SELECTED PASSAGE:
§ §

It might look docile lolling among the water lilies, but bad-tempered and surprisingly swift on terra firma, the hippopotamus has a deservedly fearsome public image in its African homeland. It also has a formidable reputation among evolutionary biologists: the beast has defied attempts to pinpoint its origin for nearly two centuries. To that end, recent findings may finally put the hippo in its place.
With its gaping maw, hairless body and eyes that sit high on its head, the semiaquatic hippo is one of the most distinctive members of Africa's mammalian menagerie. Two species exist today--the common Hippopotamus amphibius and the smaller Liberian hippo, Choeropsis liberiensis--and 40 more are known from the fossil record. Experts agree that hippos belong to the mammalian order Artiodactyla, a group of even-toed, hoofed creatures whose extant representatives include camels, pigs and ruminants such as cows. But exactly where hippos sit on the artiodactyl family tree has proved devilishly difficult to discern.
Two hypotheses lead the pack. The first posits that the piglike peccaries, or tayassuids, are the closest relatives of the hippo. The second proposes that extinct swamp-dwelling creatures called anthracotheres own that distinction. To evaluate the two scenarios, Jean-Renaud Boisserie, a postdoctoral researcher at the University of California at Berkeley, and his colleagues scrutinized all the characteristics ever used to support one or the other of these models, incorporating data from 32 artiodactyl species (including new fossil hippos from Chad and Ethiopia).
In presenting their work at a fall meeting and, more recently, in a paper published online January 24 by the Proceedings of the National Academy of Sciences USA, the investigators concluded that many of the putative resemblances between hippos and peccaries--the rounded shape of the muzzle in cross section, for example--are in fact primitive artiodactyl traits and therefore not indicative of a deeper relationship. Other similarities were also judged meaningless. The anthracothere hypothesis fared much better: the team's analysis supports a link between hippos and anthracotheres, pointing to an especially close relationship with a dentally advanced subset of anthracotheres known as the Bothriodontinae. Although hippo teeth look rather different, the two groups have in common a number of features in the skull, lower jaw and limbs.

§ §

ENTRIES SUPPLIED:
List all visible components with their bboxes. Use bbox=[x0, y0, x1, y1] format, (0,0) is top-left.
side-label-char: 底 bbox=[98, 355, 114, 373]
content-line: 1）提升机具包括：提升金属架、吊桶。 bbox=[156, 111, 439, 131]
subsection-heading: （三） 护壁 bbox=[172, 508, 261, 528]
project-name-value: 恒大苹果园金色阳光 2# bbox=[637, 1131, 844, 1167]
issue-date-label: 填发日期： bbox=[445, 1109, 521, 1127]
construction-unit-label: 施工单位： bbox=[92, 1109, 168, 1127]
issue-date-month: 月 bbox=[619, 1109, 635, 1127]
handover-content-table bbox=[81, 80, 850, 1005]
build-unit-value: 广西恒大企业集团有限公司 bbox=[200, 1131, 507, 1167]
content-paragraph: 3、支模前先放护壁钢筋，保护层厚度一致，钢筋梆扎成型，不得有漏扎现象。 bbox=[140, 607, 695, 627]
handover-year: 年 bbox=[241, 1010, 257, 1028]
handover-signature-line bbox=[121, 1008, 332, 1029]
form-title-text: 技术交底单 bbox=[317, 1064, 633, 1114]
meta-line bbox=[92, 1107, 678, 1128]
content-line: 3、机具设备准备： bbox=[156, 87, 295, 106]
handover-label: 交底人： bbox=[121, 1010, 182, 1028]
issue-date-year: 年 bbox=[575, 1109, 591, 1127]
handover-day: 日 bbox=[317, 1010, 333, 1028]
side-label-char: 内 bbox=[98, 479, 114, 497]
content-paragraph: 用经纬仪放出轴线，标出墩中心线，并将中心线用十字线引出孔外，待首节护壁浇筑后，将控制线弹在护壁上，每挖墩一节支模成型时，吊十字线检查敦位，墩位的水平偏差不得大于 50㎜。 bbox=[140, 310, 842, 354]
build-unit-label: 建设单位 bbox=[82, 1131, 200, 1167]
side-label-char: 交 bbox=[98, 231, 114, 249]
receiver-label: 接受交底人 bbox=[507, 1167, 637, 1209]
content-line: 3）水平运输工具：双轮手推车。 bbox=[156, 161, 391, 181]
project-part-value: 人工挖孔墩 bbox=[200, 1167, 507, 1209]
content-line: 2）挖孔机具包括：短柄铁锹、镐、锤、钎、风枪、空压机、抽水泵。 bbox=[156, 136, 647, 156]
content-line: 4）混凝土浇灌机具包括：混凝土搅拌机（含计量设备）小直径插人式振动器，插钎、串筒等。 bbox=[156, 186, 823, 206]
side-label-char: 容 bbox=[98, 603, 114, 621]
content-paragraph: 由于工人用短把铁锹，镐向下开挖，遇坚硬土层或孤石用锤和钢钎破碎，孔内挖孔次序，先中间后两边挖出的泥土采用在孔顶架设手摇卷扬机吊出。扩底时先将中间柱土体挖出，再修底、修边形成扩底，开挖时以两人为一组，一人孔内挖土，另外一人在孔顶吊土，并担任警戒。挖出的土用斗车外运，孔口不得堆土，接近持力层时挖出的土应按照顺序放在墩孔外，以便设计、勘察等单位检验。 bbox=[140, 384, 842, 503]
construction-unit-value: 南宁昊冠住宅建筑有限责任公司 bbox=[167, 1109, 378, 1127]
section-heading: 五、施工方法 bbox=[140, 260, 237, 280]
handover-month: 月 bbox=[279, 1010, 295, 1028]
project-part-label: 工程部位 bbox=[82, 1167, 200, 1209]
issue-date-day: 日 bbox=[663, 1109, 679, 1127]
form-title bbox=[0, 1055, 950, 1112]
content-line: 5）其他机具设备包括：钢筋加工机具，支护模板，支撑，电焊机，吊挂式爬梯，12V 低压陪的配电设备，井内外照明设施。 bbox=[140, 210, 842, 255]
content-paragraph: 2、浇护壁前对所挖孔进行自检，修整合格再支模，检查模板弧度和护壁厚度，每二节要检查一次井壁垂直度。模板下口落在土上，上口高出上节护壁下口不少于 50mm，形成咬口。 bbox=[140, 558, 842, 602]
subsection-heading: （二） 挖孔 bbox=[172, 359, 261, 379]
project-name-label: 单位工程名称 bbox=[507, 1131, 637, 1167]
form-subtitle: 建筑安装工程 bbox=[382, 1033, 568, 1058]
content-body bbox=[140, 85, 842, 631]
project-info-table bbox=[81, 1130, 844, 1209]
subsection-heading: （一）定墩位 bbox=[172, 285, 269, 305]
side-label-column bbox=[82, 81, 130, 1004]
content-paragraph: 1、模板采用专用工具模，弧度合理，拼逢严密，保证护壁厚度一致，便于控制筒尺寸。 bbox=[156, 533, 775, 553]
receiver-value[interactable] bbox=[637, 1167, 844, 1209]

§ §

ACTIVITY A:
In the passage about hippo origins, reproduce everything from "In presenting their" down to "jaw and limbs.", swapping "peccaries" for "tayassuids".
ACTIVITY B:
Name every capitalized Latin scientific name, whether of a species or of a larger group, that appears in the hippo article.
ACTIVITY C:
Pick up the article on the hippo's evolutionary origins where it ends and keep writing.

TASK RESULT A:
In presenting their work at a fall meeting and, more recently, in a paper published online January 24 by the Proceedings of the National Academy of Sciences USA, the investigators concluded that many of the putative resemblances between hippos and tayassuids--the rounded shape of the muzzle in cross section, for example--are in fact primitive artiodactyl traits and therefore not indicative of a deeper relationship. Other similarities were also judged meaningless. The anthracothere hypothesis fared much better: the team's analysis supports a link between hippos and anthracotheres, pointing to an especially close relationship with a dentally advanced subset of anthracotheres known as the Bothriodontinae. Although hippo teeth look rather different, the two groups have in common a number of features in the skull, lower jaw and limbs.

TASK RESULT B:
Hippopotamus amphibius
Choeropsis liberiensis
Artiodactyla
Bothriodontinae

TASK RESULT C:
The results stand to elucidate not only the ancestry of hippos but also that of whales. In 2001 key fossil whale discoveries revealed the ocean dwellers to be descended from artiodactyls [see "The Mammals That Conquered the Seas," by Kate Wong, Scientific American, May 2002]. And several DNA analyses have concluded that whales and hippos in particular share a common ancestor. But some paleontologists have been reluctant to embrace the molecular findings because whereas the oldest known whales date back to more than 53 million years ago, the earliest hippos yet found are only around 15 million years old. The fossil trail of anthracotheres, however, doesn't peter out until some 41 million years ago. An anthracothere origin of hippos could thus reduce the gap between them and whales to just 12 million years. "This is the best work so far to link anthracotheres to hippos," comments fossil-cetacean expert J.G.M. (Hans) Thewissen of the Northeastern Ohio Universities College of Medicine. The challenge now, he adds, will be to identify anthracothere ancestors from the right time and place to bridge the remaining break between hippos and whales.
The hippo will no doubt remain a force to be reckoned with in the wilds of Africa. But paleontologists may have at last wrestled with the river horse and won.